-- Task --
For this exercise, copy out each line of the material below that includes "page".

-- Data for the task --
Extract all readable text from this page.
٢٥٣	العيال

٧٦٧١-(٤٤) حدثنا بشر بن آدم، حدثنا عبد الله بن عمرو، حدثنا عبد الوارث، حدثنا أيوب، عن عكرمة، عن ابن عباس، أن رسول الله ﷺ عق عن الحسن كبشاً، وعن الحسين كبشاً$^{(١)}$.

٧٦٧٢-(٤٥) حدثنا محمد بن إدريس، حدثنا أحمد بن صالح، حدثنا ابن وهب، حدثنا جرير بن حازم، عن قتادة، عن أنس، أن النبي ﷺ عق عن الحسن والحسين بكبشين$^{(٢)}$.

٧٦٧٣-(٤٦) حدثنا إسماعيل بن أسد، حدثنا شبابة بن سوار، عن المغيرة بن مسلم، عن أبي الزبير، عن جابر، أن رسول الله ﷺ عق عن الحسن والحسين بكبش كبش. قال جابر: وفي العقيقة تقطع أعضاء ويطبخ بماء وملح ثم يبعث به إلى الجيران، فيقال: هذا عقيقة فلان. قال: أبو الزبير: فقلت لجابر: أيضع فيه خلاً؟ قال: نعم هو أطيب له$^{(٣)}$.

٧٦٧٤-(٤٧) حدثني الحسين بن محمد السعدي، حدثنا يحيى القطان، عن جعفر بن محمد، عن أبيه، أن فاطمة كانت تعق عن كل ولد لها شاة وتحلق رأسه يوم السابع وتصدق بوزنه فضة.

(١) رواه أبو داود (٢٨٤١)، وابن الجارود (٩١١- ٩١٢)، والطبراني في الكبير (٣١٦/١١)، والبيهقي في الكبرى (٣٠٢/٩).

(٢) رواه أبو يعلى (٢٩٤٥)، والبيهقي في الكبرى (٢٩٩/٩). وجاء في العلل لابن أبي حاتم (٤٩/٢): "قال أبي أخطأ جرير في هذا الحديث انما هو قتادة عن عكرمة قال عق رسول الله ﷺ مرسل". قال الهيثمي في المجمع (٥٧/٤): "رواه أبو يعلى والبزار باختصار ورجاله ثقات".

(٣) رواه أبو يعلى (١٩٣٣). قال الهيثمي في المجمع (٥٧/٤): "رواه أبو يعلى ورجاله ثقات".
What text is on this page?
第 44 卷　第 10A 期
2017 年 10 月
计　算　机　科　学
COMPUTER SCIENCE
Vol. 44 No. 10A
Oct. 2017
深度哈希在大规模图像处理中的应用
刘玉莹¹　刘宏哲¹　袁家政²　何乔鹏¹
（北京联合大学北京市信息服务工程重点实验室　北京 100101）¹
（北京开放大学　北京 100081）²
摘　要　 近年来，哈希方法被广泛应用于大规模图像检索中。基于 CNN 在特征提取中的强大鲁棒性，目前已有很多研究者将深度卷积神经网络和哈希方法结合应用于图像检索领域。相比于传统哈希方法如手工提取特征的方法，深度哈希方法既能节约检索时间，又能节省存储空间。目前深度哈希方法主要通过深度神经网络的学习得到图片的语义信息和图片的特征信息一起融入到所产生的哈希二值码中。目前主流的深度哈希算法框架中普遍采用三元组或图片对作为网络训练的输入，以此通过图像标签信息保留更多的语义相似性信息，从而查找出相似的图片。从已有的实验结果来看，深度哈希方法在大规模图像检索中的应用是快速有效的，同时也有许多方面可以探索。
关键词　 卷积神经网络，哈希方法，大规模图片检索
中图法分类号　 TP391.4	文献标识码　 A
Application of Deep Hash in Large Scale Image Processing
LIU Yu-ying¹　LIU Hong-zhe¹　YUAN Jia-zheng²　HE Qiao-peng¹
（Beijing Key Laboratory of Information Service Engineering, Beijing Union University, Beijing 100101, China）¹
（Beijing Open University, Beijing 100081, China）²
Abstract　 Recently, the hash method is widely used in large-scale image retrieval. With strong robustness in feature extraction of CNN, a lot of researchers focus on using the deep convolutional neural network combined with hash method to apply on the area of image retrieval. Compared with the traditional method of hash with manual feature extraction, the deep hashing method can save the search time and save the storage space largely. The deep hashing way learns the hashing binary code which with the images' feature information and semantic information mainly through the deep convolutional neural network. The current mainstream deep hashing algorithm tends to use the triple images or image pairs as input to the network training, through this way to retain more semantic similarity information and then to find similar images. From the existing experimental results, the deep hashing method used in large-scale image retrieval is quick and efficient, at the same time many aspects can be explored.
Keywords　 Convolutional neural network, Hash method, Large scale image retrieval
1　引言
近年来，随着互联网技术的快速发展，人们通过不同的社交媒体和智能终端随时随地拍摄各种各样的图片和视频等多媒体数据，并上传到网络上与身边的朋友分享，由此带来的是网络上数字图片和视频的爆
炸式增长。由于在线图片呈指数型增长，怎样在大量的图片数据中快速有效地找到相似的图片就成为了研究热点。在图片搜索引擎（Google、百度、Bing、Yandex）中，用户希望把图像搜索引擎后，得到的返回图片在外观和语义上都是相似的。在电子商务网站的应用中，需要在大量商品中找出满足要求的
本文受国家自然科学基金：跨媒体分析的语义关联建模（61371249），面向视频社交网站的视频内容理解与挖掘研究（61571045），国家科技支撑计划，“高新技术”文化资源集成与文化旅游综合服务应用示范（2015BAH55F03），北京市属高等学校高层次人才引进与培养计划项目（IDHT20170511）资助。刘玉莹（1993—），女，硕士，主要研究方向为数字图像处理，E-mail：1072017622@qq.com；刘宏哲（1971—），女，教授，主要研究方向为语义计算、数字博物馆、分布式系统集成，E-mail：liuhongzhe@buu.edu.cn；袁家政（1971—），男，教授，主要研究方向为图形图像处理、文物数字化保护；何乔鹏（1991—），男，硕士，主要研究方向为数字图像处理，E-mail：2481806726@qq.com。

-- Exercise output --
Extract all readable text from this page.
What text is on this page?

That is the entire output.